--- Exercise goal ---
Reproduce every entry below precisely; do not include the pictures.

--- Supplied material ---

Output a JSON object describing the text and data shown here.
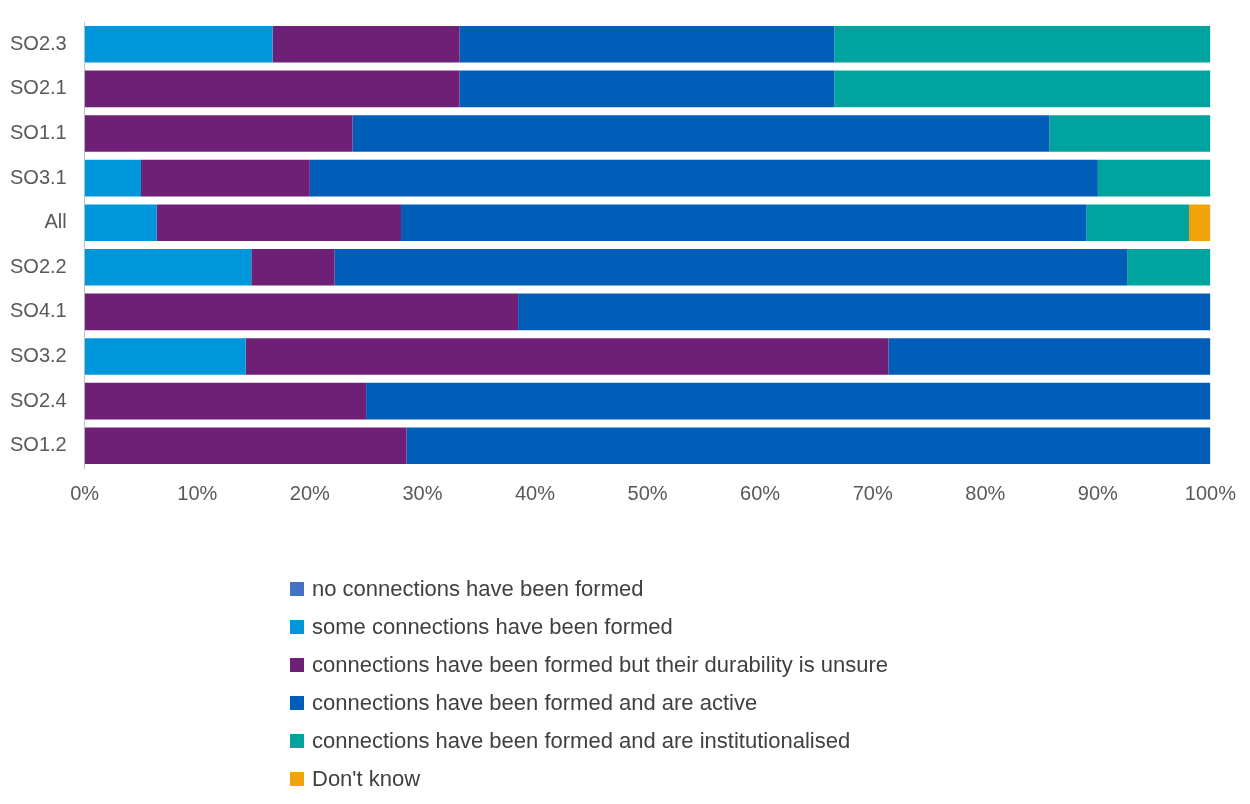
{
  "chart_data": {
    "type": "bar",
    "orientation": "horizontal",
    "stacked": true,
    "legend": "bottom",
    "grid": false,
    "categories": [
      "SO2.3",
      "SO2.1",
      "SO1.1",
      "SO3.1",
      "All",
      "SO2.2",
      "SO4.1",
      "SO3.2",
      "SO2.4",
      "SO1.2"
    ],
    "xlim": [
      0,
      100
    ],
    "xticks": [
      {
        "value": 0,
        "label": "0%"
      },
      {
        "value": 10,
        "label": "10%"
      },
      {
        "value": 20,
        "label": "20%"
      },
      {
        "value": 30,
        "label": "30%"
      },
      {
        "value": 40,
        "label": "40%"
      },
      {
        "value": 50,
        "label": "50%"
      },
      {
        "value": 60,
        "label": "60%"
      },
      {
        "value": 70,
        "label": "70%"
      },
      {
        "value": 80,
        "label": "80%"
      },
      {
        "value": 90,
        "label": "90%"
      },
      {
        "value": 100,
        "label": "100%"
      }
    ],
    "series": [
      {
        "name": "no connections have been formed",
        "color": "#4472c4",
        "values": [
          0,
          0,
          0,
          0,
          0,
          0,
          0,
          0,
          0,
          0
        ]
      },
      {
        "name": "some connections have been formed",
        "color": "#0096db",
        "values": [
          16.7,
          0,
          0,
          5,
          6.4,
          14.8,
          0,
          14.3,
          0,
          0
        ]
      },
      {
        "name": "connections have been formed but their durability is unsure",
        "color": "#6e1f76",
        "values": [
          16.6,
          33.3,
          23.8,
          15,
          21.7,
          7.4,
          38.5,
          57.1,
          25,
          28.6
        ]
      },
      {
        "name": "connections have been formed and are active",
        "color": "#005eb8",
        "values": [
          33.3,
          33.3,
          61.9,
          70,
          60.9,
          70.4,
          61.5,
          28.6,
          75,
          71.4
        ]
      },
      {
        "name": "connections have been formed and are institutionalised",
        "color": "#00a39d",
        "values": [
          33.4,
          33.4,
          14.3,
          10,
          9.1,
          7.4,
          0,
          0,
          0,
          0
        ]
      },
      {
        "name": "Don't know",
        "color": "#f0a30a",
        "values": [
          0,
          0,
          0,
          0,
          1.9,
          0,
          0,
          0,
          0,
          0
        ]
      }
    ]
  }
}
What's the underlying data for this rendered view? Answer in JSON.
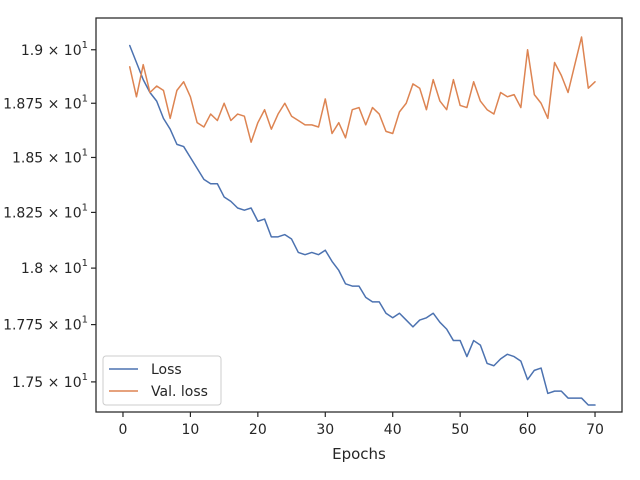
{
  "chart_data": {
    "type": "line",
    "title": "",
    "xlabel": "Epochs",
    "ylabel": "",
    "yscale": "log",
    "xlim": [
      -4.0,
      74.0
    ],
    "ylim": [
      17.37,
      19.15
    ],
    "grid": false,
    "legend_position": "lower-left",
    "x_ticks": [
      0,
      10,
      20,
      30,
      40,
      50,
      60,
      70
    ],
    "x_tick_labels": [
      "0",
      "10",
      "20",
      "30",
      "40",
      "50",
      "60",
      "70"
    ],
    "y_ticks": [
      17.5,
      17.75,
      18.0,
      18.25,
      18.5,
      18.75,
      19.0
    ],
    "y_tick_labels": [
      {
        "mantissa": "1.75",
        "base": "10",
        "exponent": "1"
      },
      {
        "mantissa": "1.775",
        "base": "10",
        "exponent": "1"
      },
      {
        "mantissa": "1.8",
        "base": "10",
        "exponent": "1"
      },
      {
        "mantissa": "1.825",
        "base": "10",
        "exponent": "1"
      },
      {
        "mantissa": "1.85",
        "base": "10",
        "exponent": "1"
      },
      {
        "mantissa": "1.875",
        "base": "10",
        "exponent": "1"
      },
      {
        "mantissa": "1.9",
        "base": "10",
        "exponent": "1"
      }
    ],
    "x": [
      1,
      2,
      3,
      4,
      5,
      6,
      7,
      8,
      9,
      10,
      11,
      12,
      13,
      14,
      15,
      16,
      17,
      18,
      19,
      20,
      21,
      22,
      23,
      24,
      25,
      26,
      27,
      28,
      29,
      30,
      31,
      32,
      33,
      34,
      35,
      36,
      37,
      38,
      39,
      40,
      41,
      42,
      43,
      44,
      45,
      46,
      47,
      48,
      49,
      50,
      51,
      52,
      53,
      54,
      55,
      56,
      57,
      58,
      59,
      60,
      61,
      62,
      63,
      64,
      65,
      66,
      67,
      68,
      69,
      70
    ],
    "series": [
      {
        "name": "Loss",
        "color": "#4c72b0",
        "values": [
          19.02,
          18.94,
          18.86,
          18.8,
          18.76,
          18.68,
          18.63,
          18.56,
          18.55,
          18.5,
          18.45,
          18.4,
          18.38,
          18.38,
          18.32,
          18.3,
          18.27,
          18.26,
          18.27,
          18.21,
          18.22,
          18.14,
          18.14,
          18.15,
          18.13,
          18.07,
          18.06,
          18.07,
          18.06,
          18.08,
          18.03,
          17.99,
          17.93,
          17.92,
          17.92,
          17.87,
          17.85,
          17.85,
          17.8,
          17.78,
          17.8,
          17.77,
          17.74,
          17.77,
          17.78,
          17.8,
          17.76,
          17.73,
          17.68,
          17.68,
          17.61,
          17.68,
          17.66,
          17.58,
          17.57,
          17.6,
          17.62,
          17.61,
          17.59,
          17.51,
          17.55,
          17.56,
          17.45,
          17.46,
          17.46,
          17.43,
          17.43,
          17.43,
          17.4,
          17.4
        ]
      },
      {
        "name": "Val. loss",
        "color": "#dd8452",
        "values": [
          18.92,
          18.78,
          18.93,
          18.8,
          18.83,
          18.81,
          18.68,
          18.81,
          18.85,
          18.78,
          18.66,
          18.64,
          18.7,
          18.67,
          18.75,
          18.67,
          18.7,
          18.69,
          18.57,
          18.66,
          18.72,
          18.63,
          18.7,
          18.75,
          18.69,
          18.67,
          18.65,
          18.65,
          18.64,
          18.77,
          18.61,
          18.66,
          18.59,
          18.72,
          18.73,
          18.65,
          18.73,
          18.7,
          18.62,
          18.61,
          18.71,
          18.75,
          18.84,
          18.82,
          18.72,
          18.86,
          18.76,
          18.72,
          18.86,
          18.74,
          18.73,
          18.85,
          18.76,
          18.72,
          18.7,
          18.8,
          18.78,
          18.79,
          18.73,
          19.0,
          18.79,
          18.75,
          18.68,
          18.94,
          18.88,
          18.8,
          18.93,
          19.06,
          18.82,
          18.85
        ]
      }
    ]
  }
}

--- Output below ---
Output a JSON object describing the text and data shown here.
{
  "chart_data": {
    "type": "bar",
    "orientation": "horizontal",
    "stacked": true,
    "legend": "bottom",
    "grid": false,
    "categories": [
      "SO2.3",
      "SO2.1",
      "SO1.1",
      "SO3.1",
      "All",
      "SO2.2",
      "SO4.1",
      "SO3.2",
      "SO2.4",
      "SO1.2"
    ],
    "xlim": [
      0,
      100
    ],
    "xticks": [
      {
        "value": 0,
        "label": "0%"
      },
      {
        "value": 10,
        "label": "10%"
      },
      {
        "value": 20,
        "label": "20%"
      },
      {
        "value": 30,
        "label": "30%"
      },
      {
        "value": 40,
        "label": "40%"
      },
      {
        "value": 50,
        "label": "50%"
      },
      {
        "value": 60,
        "label": "60%"
      },
      {
        "value": 70,
        "label": "70%"
      },
      {
        "value": 80,
        "label": "80%"
      },
      {
        "value": 90,
        "label": "90%"
      },
      {
        "value": 100,
        "label": "100%"
      }
    ],
    "series": [
      {
        "name": "no connections have been formed",
        "color": "#4472c4",
        "values": [
          0,
          0,
          0,
          0,
          0,
          0,
          0,
          0,
          0,
          0
        ]
      },
      {
        "name": "some connections have been formed",
        "color": "#0096db",
        "values": [
          16.7,
          0,
          0,
          5,
          6.4,
          14.8,
          0,
          14.3,
          0,
          0
        ]
      },
      {
        "name": "connections have been formed but their durability is unsure",
        "color": "#6e1f76",
        "values": [
          16.6,
          33.3,
          23.8,
          15,
          21.7,
          7.4,
          38.5,
          57.1,
          25,
          28.6
        ]
      },
      {
        "name": "connections have been formed and are active",
        "color": "#005eb8",
        "values": [
          33.3,
          33.3,
          61.9,
          70,
          60.9,
          70.4,
          61.5,
          28.6,
          75,
          71.4
        ]
      },
      {
        "name": "connections have been formed and are institutionalised",
        "color": "#00a39d",
        "values": [
          33.4,
          33.4,
          14.3,
          10,
          9.1,
          7.4,
          0,
          0,
          0,
          0
        ]
      },
      {
        "name": "Don't know",
        "color": "#f0a30a",
        "values": [
          0,
          0,
          0,
          0,
          1.9,
          0,
          0,
          0,
          0,
          0
        ]
      }
    ]
  }
}
What's the underlying data for this rendered view? Answer in JSON.
{
  "chart_data": {
    "type": "line",
    "title": "",
    "xlabel": "Epochs",
    "ylabel": "",
    "yscale": "log",
    "xlim": [
      -4.0,
      74.0
    ],
    "ylim": [
      17.37,
      19.15
    ],
    "grid": false,
    "legend_position": "lower-left",
    "x_ticks": [
      0,
      10,
      20,
      30,
      40,
      50,
      60,
      70
    ],
    "x_tick_labels": [
      "0",
      "10",
      "20",
      "30",
      "40",
      "50",
      "60",
      "70"
    ],
    "y_ticks": [
      17.5,
      17.75,
      18.0,
      18.25,
      18.5,
      18.75,
      19.0
    ],
    "y_tick_labels": [
      {
        "mantissa": "1.75",
        "base": "10",
        "exponent": "1"
      },
      {
        "mantissa": "1.775",
        "base": "10",
        "exponent": "1"
      },
      {
        "mantissa": "1.8",
        "base": "10",
        "exponent": "1"
      },
      {
        "mantissa": "1.825",
        "base": "10",
        "exponent": "1"
      },
      {
        "mantissa": "1.85",
        "base": "10",
        "exponent": "1"
      },
      {
        "mantissa": "1.875",
        "base": "10",
        "exponent": "1"
      },
      {
        "mantissa": "1.9",
        "base": "10",
        "exponent": "1"
      }
    ],
    "x": [
      1,
      2,
      3,
      4,
      5,
      6,
      7,
      8,
      9,
      10,
      11,
      12,
      13,
      14,
      15,
      16,
      17,
      18,
      19,
      20,
      21,
      22,
      23,
      24,
      25,
      26,
      27,
      28,
      29,
      30,
      31,
      32,
      33,
      34,
      35,
      36,
      37,
      38,
      39,
      40,
      41,
      42,
      43,
      44,
      45,
      46,
      47,
      48,
      49,
      50,
      51,
      52,
      53,
      54,
      55,
      56,
      57,
      58,
      59,
      60,
      61,
      62,
      63,
      64,
      65,
      66,
      67,
      68,
      69,
      70
    ],
    "series": [
      {
        "name": "Loss",
        "color": "#4c72b0",
        "values": [
          19.02,
          18.94,
          18.86,
          18.8,
          18.76,
          18.68,
          18.63,
          18.56,
          18.55,
          18.5,
          18.45,
          18.4,
          18.38,
          18.38,
          18.32,
          18.3,
          18.27,
          18.26,
          18.27,
          18.21,
          18.22,
          18.14,
          18.14,
          18.15,
          18.13,
          18.07,
          18.06,
          18.07,
          18.06,
          18.08,
          18.03,
          17.99,
          17.93,
          17.92,
          17.92,
          17.87,
          17.85,
          17.85,
          17.8,
          17.78,
          17.8,
          17.77,
          17.74,
          17.77,
          17.78,
          17.8,
          17.76,
          17.73,
          17.68,
          17.68,
          17.61,
          17.68,
          17.66,
          17.58,
          17.57,
          17.6,
          17.62,
          17.61,
          17.59,
          17.51,
          17.55,
          17.56,
          17.45,
          17.46,
          17.46,
          17.43,
          17.43,
          17.43,
          17.4,
          17.4
        ]
      },
      {
        "name": "Val. loss",
        "color": "#dd8452",
        "values": [
          18.92,
          18.78,
          18.93,
          18.8,
          18.83,
          18.81,
          18.68,
          18.81,
          18.85,
          18.78,
          18.66,
          18.64,
          18.7,
          18.67,
          18.75,
          18.67,
          18.7,
          18.69,
          18.57,
          18.66,
          18.72,
          18.63,
          18.7,
          18.75,
          18.69,
          18.67,
          18.65,
          18.65,
          18.64,
          18.77,
          18.61,
          18.66,
          18.59,
          18.72,
          18.73,
          18.65,
          18.73,
          18.7,
          18.62,
          18.61,
          18.71,
          18.75,
          18.84,
          18.82,
          18.72,
          18.86,
          18.76,
          18.72,
          18.86,
          18.74,
          18.73,
          18.85,
          18.76,
          18.72,
          18.7,
          18.8,
          18.78,
          18.79,
          18.73,
          19.0,
          18.79,
          18.75,
          18.68,
          18.94,
          18.88,
          18.8,
          18.93,
          19.06,
          18.82,
          18.85
        ]
      }
    ]
  }
}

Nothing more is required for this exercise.